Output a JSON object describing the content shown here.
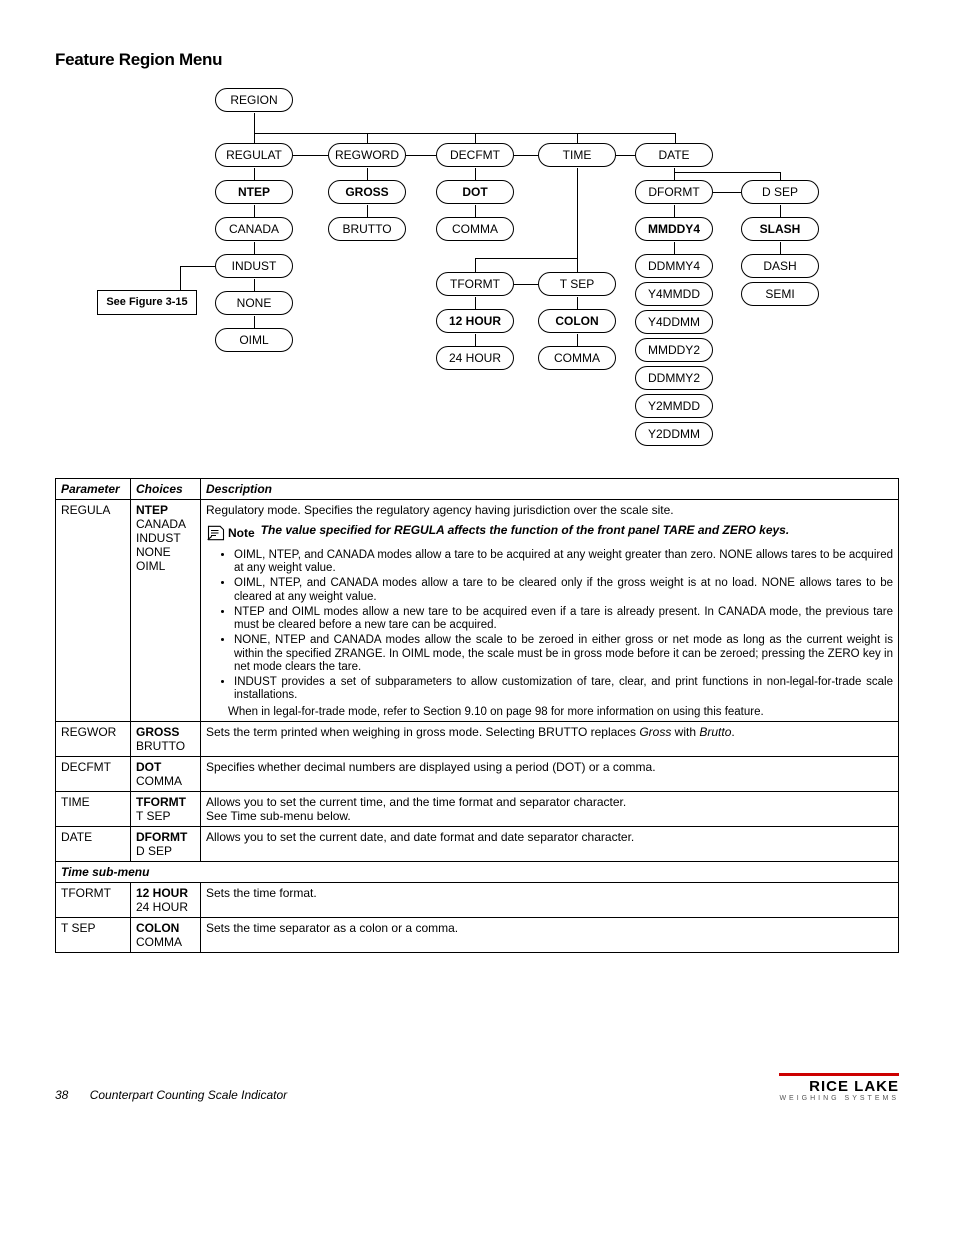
{
  "title": "Feature Region Menu",
  "figref": "See Figure 3-15",
  "diagram": {
    "root": "REGION",
    "row2": [
      "REGULAT",
      "REGWORD",
      "DECFMT",
      "TIME",
      "DATE"
    ],
    "regulat": {
      "sel": "NTEP",
      "opts": [
        "CANADA",
        "INDUST",
        "NONE",
        "OIML"
      ]
    },
    "regword": {
      "sel": "GROSS",
      "opts": [
        "BRUTTO"
      ]
    },
    "decfmt": {
      "sel": "DOT",
      "opts": [
        "COMMA"
      ]
    },
    "time_sub": {
      "t": "TFORMT",
      "s": "T SEP",
      "tformt": {
        "sel": "12 HOUR",
        "opts": [
          "24 HOUR"
        ]
      },
      "tsep": {
        "sel": "COLON",
        "opts": [
          "COMMA"
        ]
      }
    },
    "date_sub": {
      "d": "DFORMT",
      "s": "D SEP",
      "dformt": {
        "sel": "MMDDY4",
        "opts": [
          "DDMMY4",
          "Y4MMDD",
          "Y4DDMM",
          "MMDDY2",
          "DDMMY2",
          "Y2MMDD",
          "Y2DDMM"
        ]
      },
      "dsep": {
        "sel": "SLASH",
        "opts": [
          "DASH",
          "SEMI"
        ]
      }
    }
  },
  "table": {
    "headers": [
      "Parameter",
      "Choices",
      "Description"
    ],
    "rows": [
      {
        "param": "REGULA",
        "choices_bold": "NTEP",
        "choices": [
          "CANADA",
          "INDUST",
          "NONE",
          "OIML"
        ],
        "desc_lead": "Regulatory mode. Specifies the regulatory agency having jurisdiction over the scale site.",
        "note": "The value specified for REGULA affects the function of the front panel TARE and ZERO keys.",
        "bullets": [
          "OIML, NTEP, and CANADA modes allow a tare to be acquired at any weight greater than zero. NONE allows tares to be acquired at any weight value.",
          "OIML, NTEP, and CANADA modes allow a tare to be cleared only if the gross weight is at no load. NONE allows tares to be cleared at any weight value.",
          "NTEP and OIML modes allow a new tare to be acquired even if a tare is already present. In CANADA mode, the previous tare must be cleared before a new tare can be acquired.",
          "NONE, NTEP and CANADA modes allow the scale to be zeroed in either gross or net mode as long as the current weight is within the specified ZRANGE. In OIML mode, the scale must be in gross mode before it can be zeroed; pressing the ZERO key in net mode clears the tare.",
          "INDUST provides a set of subparameters to allow customization of tare, clear, and print functions in non-legal-for-trade scale installations."
        ],
        "after": "When in legal-for-trade mode, refer to Section 9.10 on page 98 for more information on using this feature."
      },
      {
        "param": "REGWOR",
        "choices_bold": "GROSS",
        "choices": [
          "BRUTTO"
        ],
        "desc": "Sets the term printed when weighing in gross mode. Selecting BRUTTO replaces Gross with Brutto."
      },
      {
        "param": "DECFMT",
        "choices_bold": "DOT",
        "choices": [
          "COMMA"
        ],
        "desc": "Specifies whether decimal numbers are displayed using a period (DOT) or a comma."
      },
      {
        "param": "TIME",
        "choices_bold": "TFORMT",
        "choices": [
          "T SEP"
        ],
        "desc": "Allows you to set the current time, and the time format and separator character.\nSee Time sub-menu below."
      },
      {
        "param": "DATE",
        "choices_bold": "DFORMT",
        "choices": [
          "D SEP"
        ],
        "desc": "Allows you to set the current date, and date format and date separator character."
      }
    ],
    "submenu_label": "Time sub-menu",
    "subrows": [
      {
        "param": "TFORMT",
        "choices_bold": "12 HOUR",
        "choices": [
          "24 HOUR"
        ],
        "desc": "Sets the time format."
      },
      {
        "param": "T SEP",
        "choices_bold": "COLON",
        "choices": [
          "COMMA"
        ],
        "desc": "Sets the time separator as a colon or a comma."
      }
    ]
  },
  "footer": {
    "page": "38",
    "doc": "Counterpart Counting Scale Indicator",
    "brand": "RICE LAKE",
    "tag": "WEIGHING SYSTEMS"
  },
  "note_label": "Note"
}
----------
*Directions for this task*
Within the listing above, copy each line that has the string "page".

*Result*
        "after": "When in legal-for-trade mode, refer to Section 9.10 on page 98 for more information on using this feature."
    "page": "38",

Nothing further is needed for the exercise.